__Records to process__

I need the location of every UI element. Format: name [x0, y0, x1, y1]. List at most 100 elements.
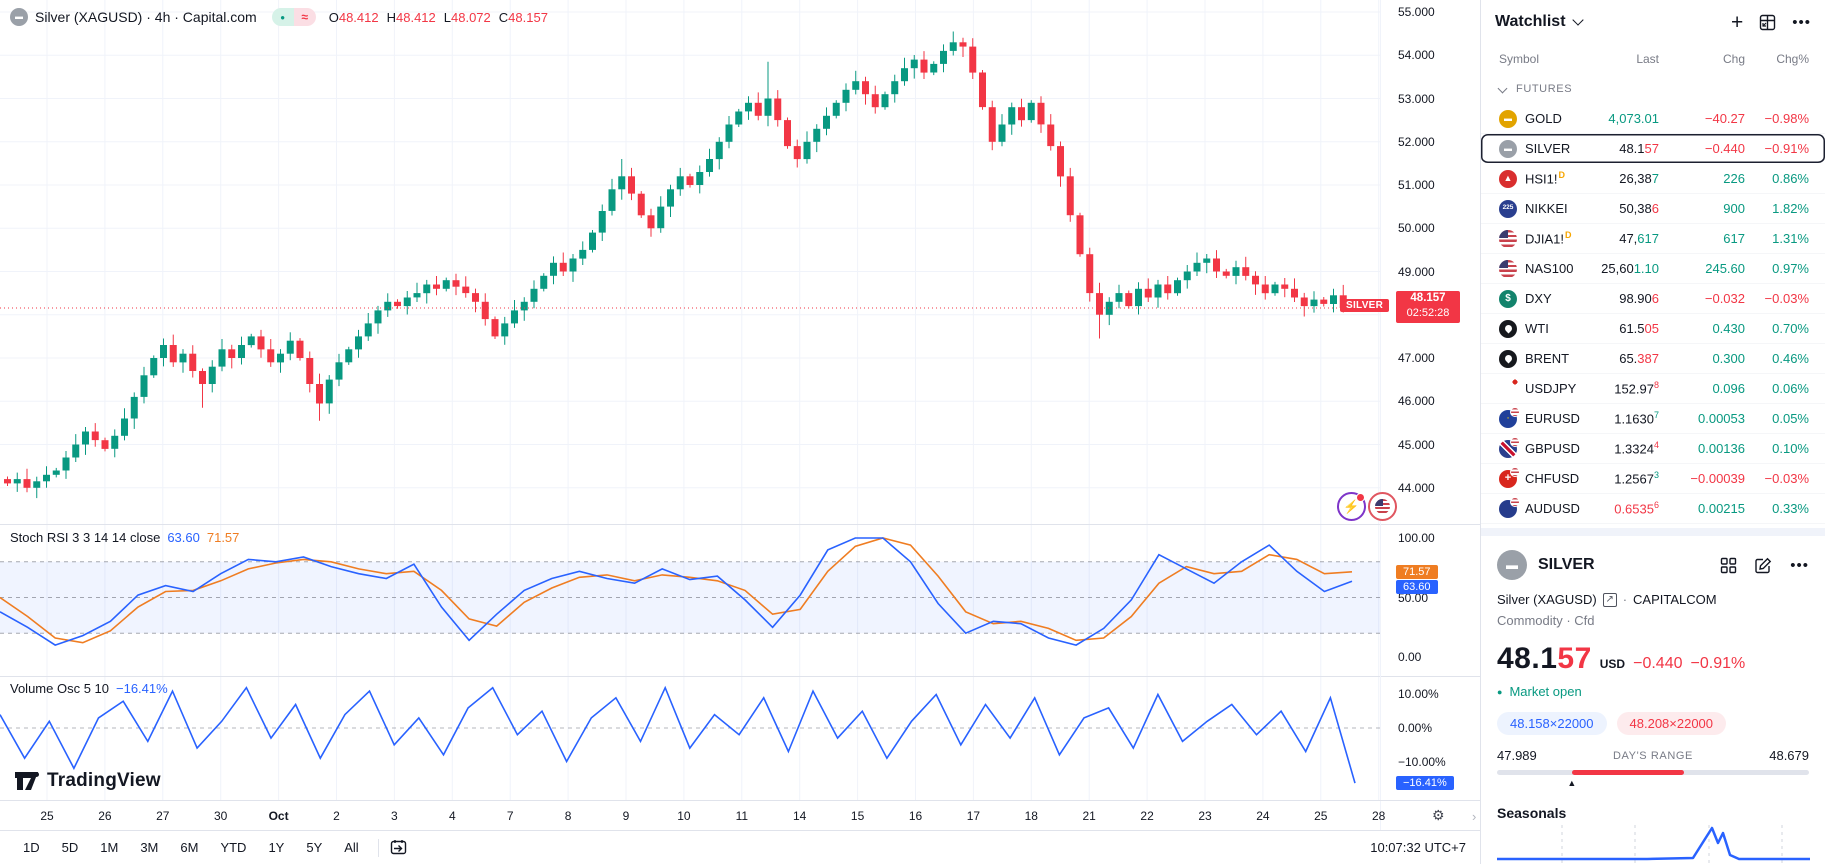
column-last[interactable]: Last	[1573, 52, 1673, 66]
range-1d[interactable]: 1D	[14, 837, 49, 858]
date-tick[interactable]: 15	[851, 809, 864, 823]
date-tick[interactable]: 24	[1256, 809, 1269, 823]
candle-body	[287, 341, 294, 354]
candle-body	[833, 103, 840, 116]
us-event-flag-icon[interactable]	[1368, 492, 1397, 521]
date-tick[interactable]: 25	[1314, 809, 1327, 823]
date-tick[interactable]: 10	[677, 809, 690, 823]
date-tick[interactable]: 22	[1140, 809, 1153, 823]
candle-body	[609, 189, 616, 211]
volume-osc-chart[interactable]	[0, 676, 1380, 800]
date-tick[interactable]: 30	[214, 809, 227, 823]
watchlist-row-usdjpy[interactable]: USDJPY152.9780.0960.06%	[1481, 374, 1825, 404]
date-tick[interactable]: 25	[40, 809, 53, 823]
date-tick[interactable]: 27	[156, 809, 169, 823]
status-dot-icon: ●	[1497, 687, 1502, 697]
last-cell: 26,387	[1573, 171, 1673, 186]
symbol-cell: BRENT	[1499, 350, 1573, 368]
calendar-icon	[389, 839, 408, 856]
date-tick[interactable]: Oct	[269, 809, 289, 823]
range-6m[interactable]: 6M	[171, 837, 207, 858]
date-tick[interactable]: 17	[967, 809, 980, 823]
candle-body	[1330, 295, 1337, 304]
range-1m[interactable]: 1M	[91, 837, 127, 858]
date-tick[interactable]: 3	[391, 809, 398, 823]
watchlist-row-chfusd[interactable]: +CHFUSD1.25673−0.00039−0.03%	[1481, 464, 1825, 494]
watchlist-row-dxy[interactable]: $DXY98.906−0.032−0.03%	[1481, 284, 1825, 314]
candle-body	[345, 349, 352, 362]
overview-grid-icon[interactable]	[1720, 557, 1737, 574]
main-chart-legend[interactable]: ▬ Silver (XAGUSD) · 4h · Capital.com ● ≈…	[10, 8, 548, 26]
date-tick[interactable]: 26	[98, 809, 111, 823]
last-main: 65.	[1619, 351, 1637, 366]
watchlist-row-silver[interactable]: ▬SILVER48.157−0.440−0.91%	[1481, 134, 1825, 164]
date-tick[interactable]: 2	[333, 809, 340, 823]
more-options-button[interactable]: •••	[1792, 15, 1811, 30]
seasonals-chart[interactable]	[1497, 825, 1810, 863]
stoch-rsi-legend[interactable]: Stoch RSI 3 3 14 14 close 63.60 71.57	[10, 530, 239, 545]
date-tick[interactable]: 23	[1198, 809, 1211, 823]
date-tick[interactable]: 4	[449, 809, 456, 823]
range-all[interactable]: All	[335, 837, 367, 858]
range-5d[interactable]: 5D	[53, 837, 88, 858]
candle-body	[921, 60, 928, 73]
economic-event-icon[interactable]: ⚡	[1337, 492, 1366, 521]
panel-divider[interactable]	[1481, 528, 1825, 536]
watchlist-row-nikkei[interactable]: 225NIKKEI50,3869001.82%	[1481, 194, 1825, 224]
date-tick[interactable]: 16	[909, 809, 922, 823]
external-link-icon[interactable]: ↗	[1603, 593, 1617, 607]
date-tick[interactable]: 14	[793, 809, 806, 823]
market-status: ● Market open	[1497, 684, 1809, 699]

__Your objective__
Write out the listing above again with "date-tick" substituted by "date-label" wherever it occurs and every other character left unchanged. Leave the picture out.

__Solution for this problem__
I need the location of every UI element. Format: name [x0, y0, x1, y1]. List at most 100 elements.
column-last[interactable]: Last	[1573, 52, 1673, 66]
range-1d[interactable]: 1D	[14, 837, 49, 858]
date-label[interactable]: 15	[851, 809, 864, 823]
date-label[interactable]: 24	[1256, 809, 1269, 823]
candle-body	[287, 341, 294, 354]
candle-body	[833, 103, 840, 116]
us-event-flag-icon[interactable]	[1368, 492, 1397, 521]
date-label[interactable]: 25	[1314, 809, 1327, 823]
date-label[interactable]: 10	[677, 809, 690, 823]
date-label[interactable]: 22	[1140, 809, 1153, 823]
candle-body	[609, 189, 616, 211]
volume-osc-chart[interactable]	[0, 676, 1380, 800]
date-label[interactable]: 30	[214, 809, 227, 823]
watchlist-row-usdjpy[interactable]: USDJPY152.9780.0960.06%	[1481, 374, 1825, 404]
date-label[interactable]: 25	[40, 809, 53, 823]
date-label[interactable]: 27	[156, 809, 169, 823]
status-dot-icon: ●	[1497, 687, 1502, 697]
last-cell: 26,387	[1573, 171, 1673, 186]
symbol-cell: BRENT	[1499, 350, 1573, 368]
calendar-icon	[389, 839, 408, 856]
date-label[interactable]: Oct	[269, 809, 289, 823]
range-6m[interactable]: 6M	[171, 837, 207, 858]
date-label[interactable]: 17	[967, 809, 980, 823]
candle-body	[1330, 295, 1337, 304]
range-1m[interactable]: 1M	[91, 837, 127, 858]
date-label[interactable]: 3	[391, 809, 398, 823]
watchlist-row-chfusd[interactable]: +CHFUSD1.25673−0.00039−0.03%	[1481, 464, 1825, 494]
watchlist-row-dxy[interactable]: $DXY98.906−0.032−0.03%	[1481, 284, 1825, 314]
candle-body	[345, 349, 352, 362]
overview-grid-icon[interactable]	[1720, 557, 1737, 574]
main-chart-legend[interactable]: ▬ Silver (XAGUSD) · 4h · Capital.com ● ≈…	[10, 8, 548, 26]
date-label[interactable]: 26	[98, 809, 111, 823]
last-main: 65.	[1619, 351, 1637, 366]
watchlist-row-silver[interactable]: ▬SILVER48.157−0.440−0.91%	[1481, 134, 1825, 164]
date-label[interactable]: 2	[333, 809, 340, 823]
more-options-button[interactable]: •••	[1792, 15, 1811, 30]
seasonals-chart[interactable]	[1497, 825, 1810, 863]
stoch-rsi-legend[interactable]: Stoch RSI 3 3 14 14 close 63.60 71.57	[10, 530, 239, 545]
date-label[interactable]: 23	[1198, 809, 1211, 823]
date-label[interactable]: 4	[449, 809, 456, 823]
range-all[interactable]: All	[335, 837, 367, 858]
range-5d[interactable]: 5D	[53, 837, 88, 858]
candle-body	[921, 60, 928, 73]
economic-event-icon[interactable]: ⚡	[1337, 492, 1366, 521]
panel-divider[interactable]	[1481, 528, 1825, 536]
watchlist-row-nikkei[interactable]: 225NIKKEI50,3869001.82%	[1481, 194, 1825, 224]
date-label[interactable]: 16	[909, 809, 922, 823]
external-link-icon[interactable]: ↗	[1603, 593, 1617, 607]
date-label[interactable]: 14	[793, 809, 806, 823]
market-status: ● Market open	[1497, 684, 1809, 699]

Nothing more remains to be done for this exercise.